- What the task requires
Repeat the full listing below verbatim and keep the images out.
>> Begin
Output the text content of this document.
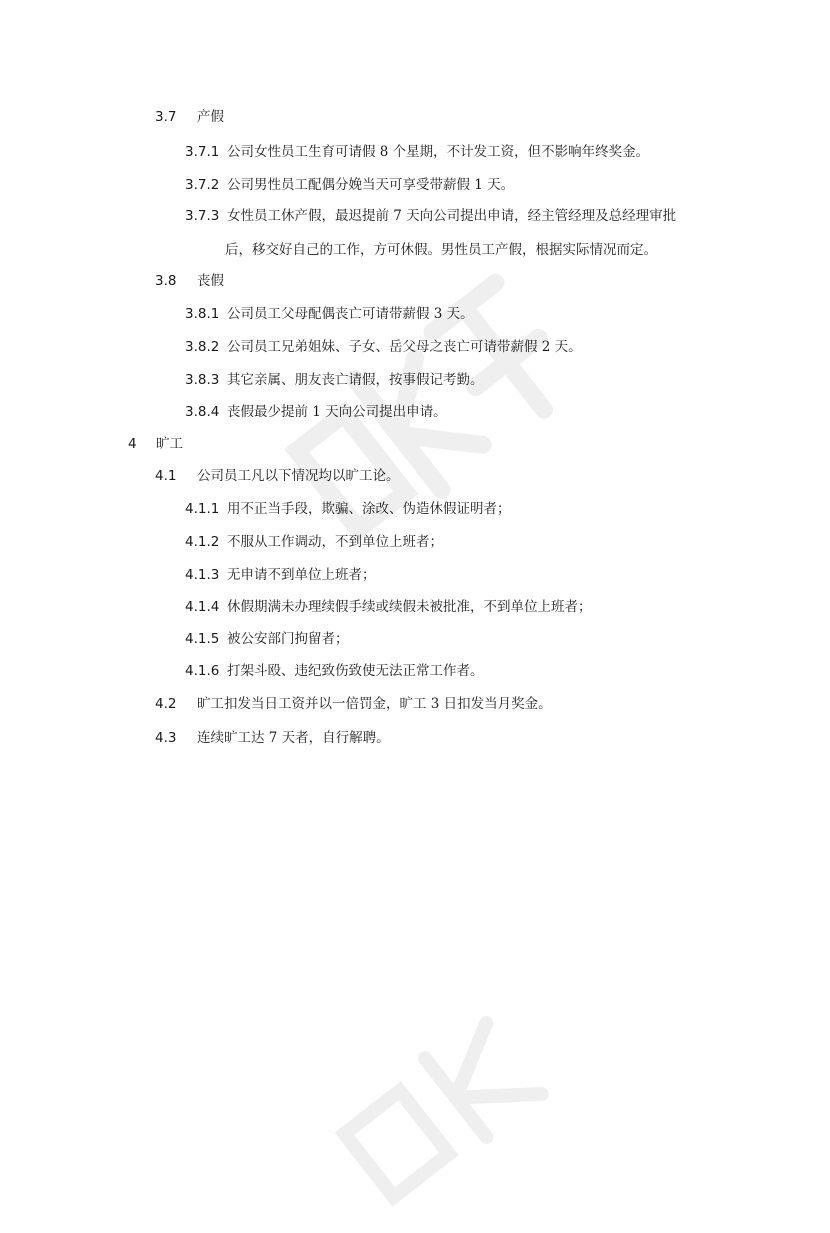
3.7 产假
3.7.1 公司女性员工生育可请假 8 个星期，不计发工资，但不影响年终奖金。
3.7.2 公司男性员工配偶分娩当天可享受带薪假 1 天。
3.7.3 女性员工休产假，最迟提前 7 天向公司提出申请，经主管经理及总经理审批
后，移交好自己的工作，方可休假。男性员工产假，根据实际情况而定。
3.8 丧假
3.8.1 公司员工父母配偶丧亡可请带薪假 3 天。
3.8.2 公司员工兄弟姐妹、子女、岳父母之丧亡可请带薪假 2 天。
3.8.3 其它亲属、朋友丧亡请假，按事假记考勤。
3.8.4 丧假最少提前 1 天向公司提出申请。
4 旷工
4.1 公司员工凡以下情况均以旷工论。
4.1.1 用不正当手段，欺骗、涂改、伪造休假证明者；
4.1.2 不服从工作调动，不到单位上班者；
4.1.3 无申请不到单位上班者；
4.1.4 休假期满未办理续假手续或续假未被批准，不到单位上班者；
4.1.5 被公安部门拘留者；
4.1.6 打架斗殴、违纪致伤致使无法正常工作者。
4.2 旷工扣发当日工资并以一倍罚金，旷工 3 日扣发当月奖金。
4.3 连续旷工达 7 天者，自行解聘。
>> End
- The completed task
Output the text content of this document.
3.7 产假
3.7.1 公司女性员工生育可请假 8 个星期，不计发工资，但不影响年终奖金。
3.7.2 公司男性员工配偶分娩当天可享受带薪假 1 天。
3.7.3 女性员工休产假，最迟提前 7 天向公司提出申请，经主管经理及总经理审批
后，移交好自己的工作，方可休假。男性员工产假，根据实际情况而定。
3.8 丧假
3.8.1 公司员工父母配偶丧亡可请带薪假 3 天。
3.8.2 公司员工兄弟姐妹、子女、岳父母之丧亡可请带薪假 2 天。
3.8.3 其它亲属、朋友丧亡请假，按事假记考勤。
3.8.4 丧假最少提前 1 天向公司提出申请。
4 旷工
4.1 公司员工凡以下情况均以旷工论。
4.1.1 用不正当手段，欺骗、涂改、伪造休假证明者；
4.1.2 不服从工作调动，不到单位上班者；
4.1.3 无申请不到单位上班者；
4.1.4 休假期满未办理续假手续或续假未被批准，不到单位上班者；
4.1.5 被公安部门拘留者；
4.1.6 打架斗殴、违纪致伤致使无法正常工作者。
4.2 旷工扣发当日工资并以一倍罚金，旷工 3 日扣发当月奖金。
4.3 连续旷工达 7 天者，自行解聘。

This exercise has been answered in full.